• [What to produce]: From the entries provided below, copy each line that contains the word "text".
★ ★ ★ ★
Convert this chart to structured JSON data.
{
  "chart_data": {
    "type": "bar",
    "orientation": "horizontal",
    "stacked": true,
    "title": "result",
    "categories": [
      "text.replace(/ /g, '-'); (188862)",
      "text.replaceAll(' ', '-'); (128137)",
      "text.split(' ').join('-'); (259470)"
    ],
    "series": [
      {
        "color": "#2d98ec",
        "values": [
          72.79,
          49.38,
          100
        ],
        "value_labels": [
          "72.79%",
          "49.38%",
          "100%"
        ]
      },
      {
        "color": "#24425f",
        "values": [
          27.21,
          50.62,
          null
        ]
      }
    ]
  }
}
★ ★ ★ ★
• [The result]:
      "text.replace(/ /g, '-'); (188862)",
      "text.replaceAll(' ', '-'); (128137)",
      "text.split(' ').join('-'); (259470)"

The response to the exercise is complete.